*EXERCISE INSTRUCTIONS*:
From the listing below, count the lines where the string "Kontokort" occurs. Give the number, with no other words.

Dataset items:
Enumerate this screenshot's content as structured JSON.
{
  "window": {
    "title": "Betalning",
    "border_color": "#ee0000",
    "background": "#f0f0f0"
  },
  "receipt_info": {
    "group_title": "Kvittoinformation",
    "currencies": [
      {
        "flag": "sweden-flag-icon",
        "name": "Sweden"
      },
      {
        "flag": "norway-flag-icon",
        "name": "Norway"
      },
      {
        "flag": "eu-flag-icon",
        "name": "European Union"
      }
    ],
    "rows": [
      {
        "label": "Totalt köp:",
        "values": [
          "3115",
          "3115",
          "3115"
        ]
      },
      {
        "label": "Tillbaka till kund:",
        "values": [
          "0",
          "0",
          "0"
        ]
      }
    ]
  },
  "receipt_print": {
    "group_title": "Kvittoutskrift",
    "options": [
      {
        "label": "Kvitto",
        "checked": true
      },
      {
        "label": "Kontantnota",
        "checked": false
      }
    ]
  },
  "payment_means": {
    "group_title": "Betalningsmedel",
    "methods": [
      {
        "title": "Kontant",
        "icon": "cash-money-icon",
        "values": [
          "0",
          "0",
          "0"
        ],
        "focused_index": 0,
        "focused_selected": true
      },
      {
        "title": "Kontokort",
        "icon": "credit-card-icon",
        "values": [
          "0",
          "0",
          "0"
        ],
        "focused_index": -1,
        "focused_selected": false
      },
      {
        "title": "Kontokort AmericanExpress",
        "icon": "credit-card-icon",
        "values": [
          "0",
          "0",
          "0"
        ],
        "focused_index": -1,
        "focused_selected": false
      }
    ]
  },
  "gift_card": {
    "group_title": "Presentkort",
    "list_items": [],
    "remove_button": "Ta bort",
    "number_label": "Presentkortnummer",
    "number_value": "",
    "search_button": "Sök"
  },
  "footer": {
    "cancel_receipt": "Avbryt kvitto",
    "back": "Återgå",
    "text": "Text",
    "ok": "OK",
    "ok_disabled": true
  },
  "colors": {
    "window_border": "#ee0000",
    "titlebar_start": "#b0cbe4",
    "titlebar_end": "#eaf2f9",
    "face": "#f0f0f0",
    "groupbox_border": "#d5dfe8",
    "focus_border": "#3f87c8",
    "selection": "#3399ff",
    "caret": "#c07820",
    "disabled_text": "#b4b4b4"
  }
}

*EXERCISE RESPONSE*:
2